** start of MATERIAL FOR THE TASK **

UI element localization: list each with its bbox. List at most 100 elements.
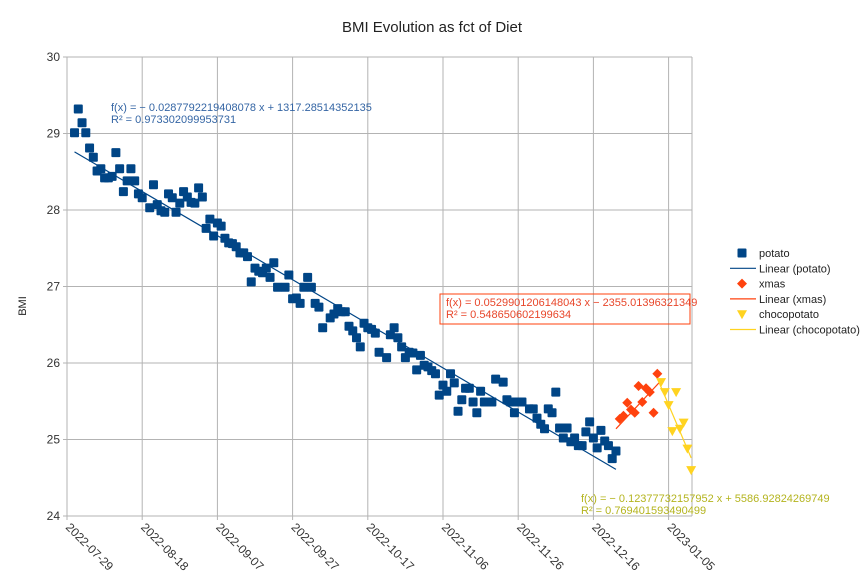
potato-point bbox=[352, 333, 362, 343]
y-tick-label: 30 bbox=[47, 50, 61, 64]
potato-point bbox=[570, 433, 580, 443]
y-tick-label: 25 bbox=[47, 433, 61, 447]
potato-point bbox=[303, 272, 313, 282]
potato-point bbox=[137, 193, 147, 203]
chocopotato-point bbox=[656, 378, 667, 388]
potato-point bbox=[265, 272, 275, 282]
x-tick-label: 2022-11-26 bbox=[514, 520, 567, 573]
chocopotato-point bbox=[667, 427, 678, 437]
potato-point bbox=[209, 231, 219, 241]
chocopotato-point bbox=[686, 466, 697, 476]
potato-point bbox=[540, 424, 550, 434]
legend-label: Linear (chocopotato) bbox=[759, 325, 860, 337]
potato-point bbox=[464, 383, 474, 393]
legend-xmas-diamond-icon bbox=[737, 278, 747, 289]
xmas-point bbox=[633, 380, 644, 391]
potato-point bbox=[374, 347, 384, 357]
legend-chocopotato-triangle-down-icon bbox=[737, 310, 747, 320]
chocopotato-point bbox=[671, 388, 682, 398]
potato-r2: R² = 0.973302099953731 bbox=[111, 114, 236, 126]
potato-point bbox=[472, 408, 482, 418]
potato-point bbox=[122, 176, 132, 186]
chocopotato-r2: R² = 0.769401593490499 bbox=[581, 505, 706, 517]
legend-label: Linear (potato) bbox=[759, 263, 831, 275]
potato-point bbox=[216, 221, 226, 231]
potato-point bbox=[449, 378, 459, 388]
potato-point bbox=[81, 128, 91, 138]
potato-point bbox=[115, 164, 125, 174]
xmas-equation: f(x) = 0.0529901206148043 x − 2355.01396… bbox=[446, 297, 697, 309]
y-tick-label: 28 bbox=[47, 203, 61, 217]
chocopotato-point bbox=[674, 424, 685, 434]
potato-point bbox=[603, 441, 613, 451]
potato-point bbox=[547, 408, 557, 418]
potato-point bbox=[269, 258, 279, 268]
xmas-equation-box bbox=[439, 293, 691, 325]
y-tick-label: 26 bbox=[47, 356, 61, 370]
y-tick-label: 27 bbox=[47, 280, 61, 294]
potato-point bbox=[434, 390, 444, 400]
potato-point bbox=[348, 326, 358, 336]
potato-equation: f(x) = − 0.0287792219408078 x + 1317.285… bbox=[111, 102, 372, 114]
x-tick-label: 2022-10-17 bbox=[364, 520, 418, 574]
chocopotato-point bbox=[659, 388, 670, 398]
potato-point bbox=[118, 187, 128, 197]
xmas-point bbox=[637, 397, 648, 408]
potato-point bbox=[355, 342, 365, 352]
potato-point bbox=[205, 214, 215, 224]
potato-point bbox=[340, 307, 350, 317]
potato-point bbox=[479, 397, 489, 407]
xmas-point bbox=[618, 410, 629, 421]
legend: potato Linear (potato) xmas Linear (xmas) ch… bbox=[730, 248, 860, 337]
potato-point bbox=[528, 404, 538, 414]
x-tick-label: 2022-12-16 bbox=[589, 520, 643, 574]
potato-point bbox=[299, 282, 309, 292]
xmas-r2: R² = 0.548650602199634 bbox=[446, 309, 571, 321]
potato-point bbox=[148, 180, 158, 190]
potato-point bbox=[611, 446, 621, 456]
trend-equations: f(x) = − 0.0287792219408078 x + 1317.285… bbox=[111, 102, 830, 517]
potato-point bbox=[194, 183, 204, 193]
potato-point bbox=[382, 353, 392, 363]
xmas-point bbox=[629, 407, 640, 418]
x-tick-label: 2022-09-27 bbox=[288, 520, 342, 574]
potato-point bbox=[446, 369, 456, 379]
potato-point bbox=[585, 417, 595, 427]
data-points bbox=[70, 104, 697, 476]
chocopotato-equation: f(x) = − 0.12377732157952 x + 5586.92824… bbox=[581, 493, 830, 505]
potato-point bbox=[145, 203, 155, 213]
potato-point bbox=[397, 342, 407, 352]
gridlines bbox=[66, 56, 693, 517]
potato-point bbox=[77, 118, 87, 128]
potato-point bbox=[415, 350, 425, 360]
potato-point bbox=[412, 365, 422, 375]
chocopotato-point bbox=[663, 401, 674, 411]
potato-point bbox=[385, 330, 395, 340]
potato-point bbox=[551, 387, 561, 397]
potato-point bbox=[70, 128, 80, 138]
potato-point bbox=[517, 397, 527, 407]
potato-point bbox=[306, 282, 316, 292]
chart-title: BMI Evolution as fct of Diet bbox=[342, 19, 523, 36]
xmas-point bbox=[648, 407, 659, 418]
trendlines bbox=[74, 151, 692, 470]
potato-point bbox=[389, 323, 399, 333]
y-axis-label: BMI bbox=[17, 296, 29, 316]
y-tick-label: 29 bbox=[47, 127, 61, 141]
potato-point bbox=[509, 408, 519, 418]
x-tick-label: 2022-07-29 bbox=[63, 520, 117, 574]
potato-point bbox=[607, 454, 617, 464]
potato-point bbox=[430, 369, 440, 379]
xmas-point bbox=[622, 397, 633, 408]
potato-point bbox=[167, 193, 177, 203]
potato-point bbox=[555, 423, 565, 433]
potato-point bbox=[107, 171, 117, 181]
x-tick-label: 2022-09-07 bbox=[213, 520, 267, 574]
potato-point bbox=[171, 207, 181, 217]
y-tick-label: 24 bbox=[47, 509, 61, 523]
legend-potato-square-icon bbox=[737, 248, 747, 258]
potato-point bbox=[190, 198, 200, 208]
potato-point bbox=[487, 397, 497, 407]
potato-point bbox=[201, 223, 211, 233]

** end of MATERIAL FOR THE TASK **

§ **WHAT TO PRODUCE**
Render every line of the items above as a numbered list, leaving out blank lines and any pictures.

§ **ANSWER BELOW**
1. UI element localization: list each with its bbox. List at most 100 elements.
2. potato-point bbox=[352, 333, 362, 343]
3. y-tick-label: 30 bbox=[47, 50, 61, 64]
4. potato-point bbox=[570, 433, 580, 443]
5. y-tick-label: 25 bbox=[47, 433, 61, 447]
6. potato-point bbox=[303, 272, 313, 282]
7. potato-point bbox=[137, 193, 147, 203]
8. chocopotato-point bbox=[656, 378, 667, 388]
9. potato-point bbox=[265, 272, 275, 282]
10. x-tick-label: 2022-11-26 bbox=[514, 520, 567, 573]
11. chocopotato-point bbox=[667, 427, 678, 437]
12. potato-point bbox=[209, 231, 219, 241]
13. chocopotato-point bbox=[686, 466, 697, 476]
14. potato-point bbox=[540, 424, 550, 434]
15. legend-label: Linear (chocopotato) bbox=[759, 325, 860, 337]
16. potato-point bbox=[464, 383, 474, 393]
17. legend-xmas-diamond-icon bbox=[737, 278, 747, 289]
18. xmas-point bbox=[633, 380, 644, 391]
19. potato-point bbox=[374, 347, 384, 357]
20. legend-chocopotato-triangle-down-icon bbox=[737, 310, 747, 320]
21. chocopotato-point bbox=[671, 388, 682, 398]
22. potato-r2: R² = 0.973302099953731 bbox=[111, 114, 236, 126]
23. potato-point bbox=[472, 408, 482, 418]
24. potato-point bbox=[122, 176, 132, 186]
25. chocopotato-r2: R² = 0.769401593490499 bbox=[581, 505, 706, 517]
26. legend-label: Linear (potato) bbox=[759, 263, 831, 275]
27. potato-point bbox=[216, 221, 226, 231]
28. potato-point bbox=[449, 378, 459, 388]
29. potato-point bbox=[81, 128, 91, 138]
30. potato-point bbox=[115, 164, 125, 174]
31. xmas-equation: f(x) = 0.0529901206148043 x − 2355.01396… bbox=[446, 297, 697, 309]
32. y-tick-label: 28 bbox=[47, 203, 61, 217]
33. chocopotato-point bbox=[674, 424, 685, 434]
34. potato-point bbox=[603, 441, 613, 451]
35. potato-point bbox=[547, 408, 557, 418]
36. potato-point bbox=[269, 258, 279, 268]
37. xmas-equation-box bbox=[439, 293, 691, 325]
38. y-tick-label: 26 bbox=[47, 356, 61, 370]
39. y-tick-label: 27 bbox=[47, 280, 61, 294]
40. potato-point bbox=[434, 390, 444, 400]
41. potato-point bbox=[348, 326, 358, 336]
42. potato-equation: f(x) = − 0.0287792219408078 x + 1317.285… bbox=[111, 102, 372, 114]
43. x-tick-label: 2022-10-17 bbox=[364, 520, 418, 574]
44. chocopotato-point bbox=[659, 388, 670, 398]
45. potato-point bbox=[118, 187, 128, 197]
46. xmas-point bbox=[637, 397, 648, 408]
47. potato-point bbox=[355, 342, 365, 352]
48. potato-point bbox=[205, 214, 215, 224]
49. potato-point bbox=[340, 307, 350, 317]
50. potato-point bbox=[479, 397, 489, 407]
51. xmas-point bbox=[618, 410, 629, 421]
52. legend: potato Linear (potato) xmas Linear (xmas) ch… bbox=[730, 248, 860, 337]
53. potato-point bbox=[528, 404, 538, 414]
54. x-tick-label: 2022-12-16 bbox=[589, 520, 643, 574]
55. potato-point bbox=[299, 282, 309, 292]
56. xmas-r2: R² = 0.548650602199634 bbox=[446, 309, 571, 321]
57. potato-point bbox=[148, 180, 158, 190]
58. potato-point bbox=[611, 446, 621, 456]
59. trend-equations: f(x) = − 0.0287792219408078 x + 1317.285… bbox=[111, 102, 830, 517]
60. potato-point bbox=[194, 183, 204, 193]
61. potato-point bbox=[382, 353, 392, 363]
62. xmas-point bbox=[629, 407, 640, 418]
63. x-tick-label: 2022-09-27 bbox=[288, 520, 342, 574]
64. potato-point bbox=[446, 369, 456, 379]
65. potato-point bbox=[585, 417, 595, 427]
66. data-points bbox=[70, 104, 697, 476]
67. chocopotato-equation: f(x) = − 0.12377732157952 x + 5586.92824… bbox=[581, 493, 830, 505]
68. potato-point bbox=[145, 203, 155, 213]
69. potato-point bbox=[397, 342, 407, 352]
70. gridlines bbox=[66, 56, 693, 517]
71. potato-point bbox=[77, 118, 87, 128]
72. potato-point bbox=[415, 350, 425, 360]
73. potato-point bbox=[412, 365, 422, 375]
74. chocopotato-point bbox=[663, 401, 674, 411]
75. potato-point bbox=[385, 330, 395, 340]
76. potato-point bbox=[551, 387, 561, 397]
77. potato-point bbox=[70, 128, 80, 138]
78. potato-point bbox=[517, 397, 527, 407]
79. potato-point bbox=[306, 282, 316, 292]
80. chart-title: BMI Evolution as fct of Diet bbox=[342, 19, 523, 36]
81. xmas-point bbox=[648, 407, 659, 418]
82. trendlines bbox=[74, 151, 692, 470]
83. potato-point bbox=[389, 323, 399, 333]
84. y-axis-label: BMI bbox=[17, 296, 29, 316]
85. y-tick-label: 29 bbox=[47, 127, 61, 141]
86. potato-point bbox=[509, 408, 519, 418]
87. x-tick-label: 2022-07-29 bbox=[63, 520, 117, 574]
88. potato-point bbox=[607, 454, 617, 464]
89. potato-point bbox=[430, 369, 440, 379]
90. xmas-point bbox=[622, 397, 633, 408]
91. potato-point bbox=[167, 193, 177, 203]
92. potato-point bbox=[555, 423, 565, 433]
93. potato-point bbox=[107, 171, 117, 181]
94. x-tick-label: 2022-09-07 bbox=[213, 520, 267, 574]
95. potato-point bbox=[171, 207, 181, 217]
96. y-tick-label: 24 bbox=[47, 509, 61, 523]
97. legend-potato-square-icon bbox=[737, 248, 747, 258]
98. potato-point bbox=[190, 198, 200, 208]
99. potato-point bbox=[487, 397, 497, 407]
100. potato-point bbox=[201, 223, 211, 233]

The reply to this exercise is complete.